• Records for this task:
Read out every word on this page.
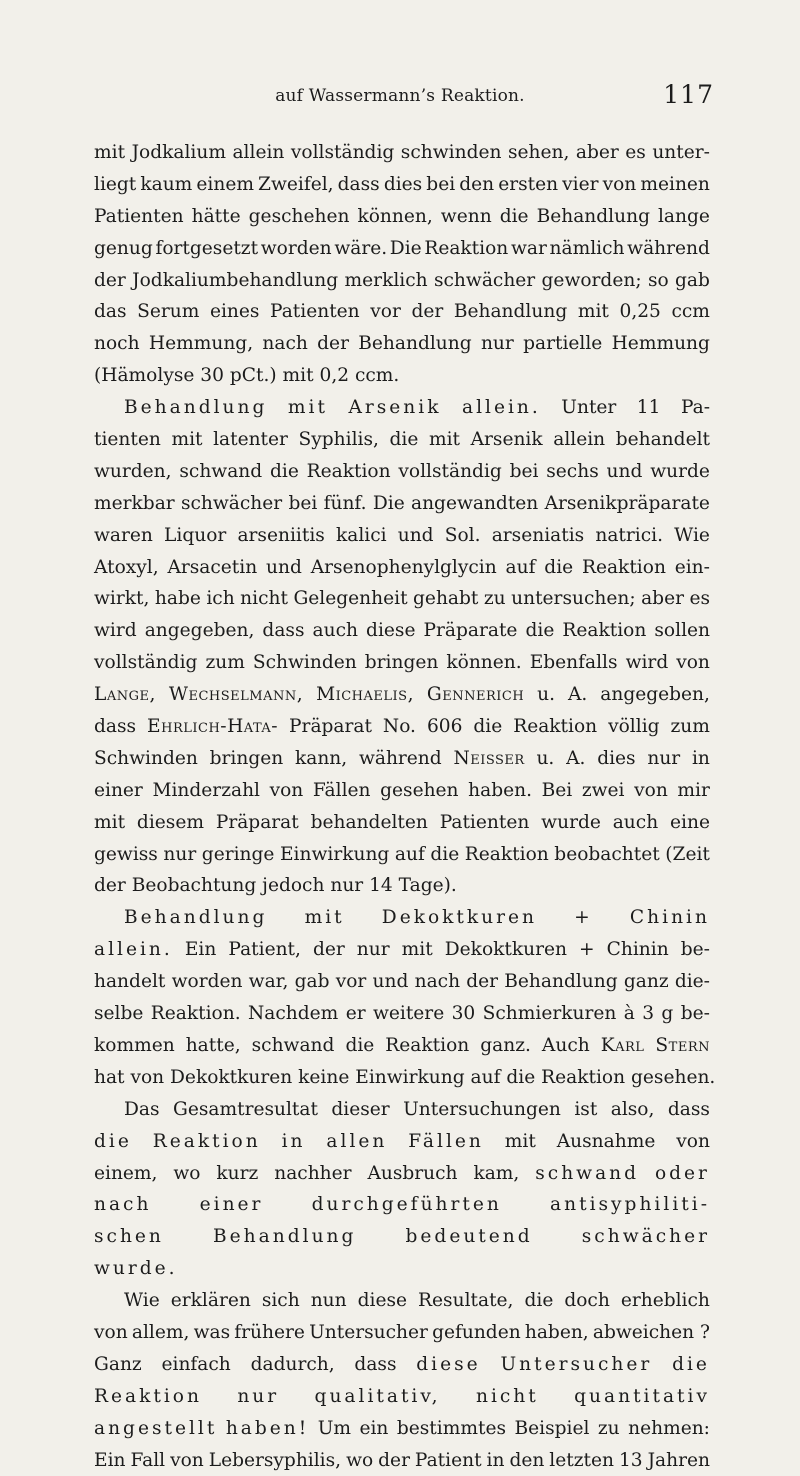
auf Wassermann’s Reaktion.	117
mit Jodkalium allein vollständig schwinden sehen, aber es unter-
liegt kaum einem Zweifel, dass dies bei den ersten vier von meinen
Patienten hätte geschehen können, wenn die Behandlung lange
genug fortgesetzt worden wäre. Die Reaktion war nämlich während
der Jodkaliumbehandlung merklich schwächer geworden; so gab
das Serum eines Patienten vor der Behandlung mit 0,25 ccm
noch Hemmung, nach der Behandlung nur partielle Hemmung
(Hämolyse 30 pCt.) mit 0,2 ccm.
Behandlung mit Arsenik allein. Unter 11 Pa-
tienten mit latenter Syphilis, die mit Arsenik allein behandelt
wurden, schwand die Reaktion vollständig bei sechs und wurde
merkbar schwächer bei fünf. Die angewandten Arsenikpräparate
waren Liquor arseniitis kalici und Sol. arseniatis natrici. Wie
Atoxyl, Arsacetin und Arsenophenylglycin auf die Reaktion ein-
wirkt, habe ich nicht Gelegenheit gehabt zu untersuchen; aber es
wird angegeben, dass auch diese Präparate die Reaktion sollen
vollständig zum Schwinden bringen können. Ebenfalls wird von
Lange, Wechselmann, Michaelis, Gennerich u. A. angegeben,
dass Ehrlich-Hata- Präparat No. 606 die Reaktion völlig zum
Schwinden bringen kann, während Neisser u. A. dies nur in
einer Minderzahl von Fällen gesehen haben. Bei zwei von mir
mit diesem Präparat behandelten Patienten wurde auch eine
gewiss nur geringe Einwirkung auf die Reaktion beobachtet (Zeit
der Beobachtung jedoch nur 14 Tage).
Behandlung mit Dekoktkuren + Chinin
allein. Ein Patient, der nur mit Dekoktkuren + Chinin be-
handelt worden war, gab vor und nach der Behandlung ganz die-
selbe Reaktion. Nachdem er weitere 30 Schmierkuren à 3 g be-
kommen hatte, schwand die Reaktion ganz. Auch Karl Stern
hat von Dekoktkuren keine Einwirkung auf die Reaktion gesehen.
Das Gesamtresultat dieser Untersuchungen ist also, dass
die Reaktion in allen Fällen mit Ausnahme von
einem, wo kurz nachher Ausbruch kam, schwand oder
nach	einer	durchgeführten	antisyphiliti-
schen	Behandlung	bedeutend	schwächer
wurde.
Wie erklären sich nun diese Resultate, die doch erheblich
von allem, was frühere Untersucher gefunden haben, abweichen ?
Ganz einfach dadurch, dass diese Untersucher die
Reaktion nur qualitativ, nicht quantitativ
angestellt haben! Um ein bestimmtes Beispiel zu nehmen:
Ein Fall von Lebersyphilis, wo der Patient in den letzten 13 Jahren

• Written instruction:
Reproduce the material above verbatim; omit every picture.

• Worked solution:
Read out every word on this page.
auf Wassermann’s Reaktion.	117
mit Jodkalium allein vollständig schwinden sehen, aber es unter-
liegt kaum einem Zweifel, dass dies bei den ersten vier von meinen
Patienten hätte geschehen können, wenn die Behandlung lange
genug fortgesetzt worden wäre. Die Reaktion war nämlich während
der Jodkaliumbehandlung merklich schwächer geworden; so gab
das Serum eines Patienten vor der Behandlung mit 0,25 ccm
noch Hemmung, nach der Behandlung nur partielle Hemmung
(Hämolyse 30 pCt.) mit 0,2 ccm.
Behandlung mit Arsenik allein. Unter 11 Pa-
tienten mit latenter Syphilis, die mit Arsenik allein behandelt
wurden, schwand die Reaktion vollständig bei sechs und wurde
merkbar schwächer bei fünf. Die angewandten Arsenikpräparate
waren Liquor arseniitis kalici und Sol. arseniatis natrici. Wie
Atoxyl, Arsacetin und Arsenophenylglycin auf die Reaktion ein-
wirkt, habe ich nicht Gelegenheit gehabt zu untersuchen; aber es
wird angegeben, dass auch diese Präparate die Reaktion sollen
vollständig zum Schwinden bringen können. Ebenfalls wird von
Lange, Wechselmann, Michaelis, Gennerich u. A. angegeben,
dass Ehrlich-Hata- Präparat No. 606 die Reaktion völlig zum
Schwinden bringen kann, während Neisser u. A. dies nur in
einer Minderzahl von Fällen gesehen haben. Bei zwei von mir
mit diesem Präparat behandelten Patienten wurde auch eine
gewiss nur geringe Einwirkung auf die Reaktion beobachtet (Zeit
der Beobachtung jedoch nur 14 Tage).
Behandlung mit Dekoktkuren + Chinin
allein. Ein Patient, der nur mit Dekoktkuren + Chinin be-
handelt worden war, gab vor und nach der Behandlung ganz die-
selbe Reaktion. Nachdem er weitere 30 Schmierkuren à 3 g be-
kommen hatte, schwand die Reaktion ganz. Auch Karl Stern
hat von Dekoktkuren keine Einwirkung auf die Reaktion gesehen.
Das Gesamtresultat dieser Untersuchungen ist also, dass
die Reaktion in allen Fällen mit Ausnahme von
einem, wo kurz nachher Ausbruch kam, schwand oder
nach	einer	durchgeführten	antisyphiliti-
schen	Behandlung	bedeutend	schwächer
wurde.
Wie erklären sich nun diese Resultate, die doch erheblich
von allem, was frühere Untersucher gefunden haben, abweichen ?
Ganz einfach dadurch, dass diese Untersucher die
Reaktion nur qualitativ, nicht quantitativ
angestellt haben! Um ein bestimmtes Beispiel zu nehmen:
Ein Fall von Lebersyphilis, wo der Patient in den letzten 13 Jahren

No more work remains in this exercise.